▶ [Goal of the exercise] Select and reproduce each line of the listing below that bears the string "source".

── Input for this task

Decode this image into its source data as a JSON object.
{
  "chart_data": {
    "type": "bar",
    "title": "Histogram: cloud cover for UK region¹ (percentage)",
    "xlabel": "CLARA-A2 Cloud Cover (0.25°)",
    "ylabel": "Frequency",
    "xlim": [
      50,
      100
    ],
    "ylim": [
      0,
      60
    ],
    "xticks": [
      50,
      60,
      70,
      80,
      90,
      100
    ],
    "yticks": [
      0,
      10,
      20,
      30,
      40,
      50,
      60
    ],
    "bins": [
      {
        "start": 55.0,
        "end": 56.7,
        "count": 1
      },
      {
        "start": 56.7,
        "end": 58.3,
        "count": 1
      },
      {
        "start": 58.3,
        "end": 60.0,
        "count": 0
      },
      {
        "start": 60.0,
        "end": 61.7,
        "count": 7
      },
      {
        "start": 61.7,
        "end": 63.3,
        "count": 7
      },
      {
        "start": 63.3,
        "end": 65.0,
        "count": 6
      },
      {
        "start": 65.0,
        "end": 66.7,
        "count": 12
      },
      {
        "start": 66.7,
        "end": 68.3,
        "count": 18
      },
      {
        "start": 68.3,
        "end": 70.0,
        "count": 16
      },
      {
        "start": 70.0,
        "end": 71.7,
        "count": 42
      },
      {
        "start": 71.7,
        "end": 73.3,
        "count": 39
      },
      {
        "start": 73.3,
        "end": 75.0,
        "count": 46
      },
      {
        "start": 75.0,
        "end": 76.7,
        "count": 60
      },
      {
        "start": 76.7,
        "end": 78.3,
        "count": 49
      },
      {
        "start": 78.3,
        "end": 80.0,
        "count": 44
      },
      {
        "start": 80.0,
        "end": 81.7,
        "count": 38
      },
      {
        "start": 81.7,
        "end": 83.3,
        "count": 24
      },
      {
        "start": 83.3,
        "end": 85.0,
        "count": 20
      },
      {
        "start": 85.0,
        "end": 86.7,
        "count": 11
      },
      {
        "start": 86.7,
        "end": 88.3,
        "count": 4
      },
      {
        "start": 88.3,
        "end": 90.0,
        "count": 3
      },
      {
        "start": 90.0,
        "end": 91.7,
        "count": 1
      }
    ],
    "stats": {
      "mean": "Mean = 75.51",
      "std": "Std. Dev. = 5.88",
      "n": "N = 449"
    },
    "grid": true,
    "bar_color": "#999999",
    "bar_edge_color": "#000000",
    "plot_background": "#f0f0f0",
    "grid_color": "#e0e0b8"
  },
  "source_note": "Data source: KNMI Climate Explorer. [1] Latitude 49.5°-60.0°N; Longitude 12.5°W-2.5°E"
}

────

▶ [Exercise output]
Decode this image into its source data as a JSON object.
  "source_note": "Data source: KNMI Climate Explorer. [1] Latitude 49.5°-60.0°N; Longitude 12.5°W-2.5°E"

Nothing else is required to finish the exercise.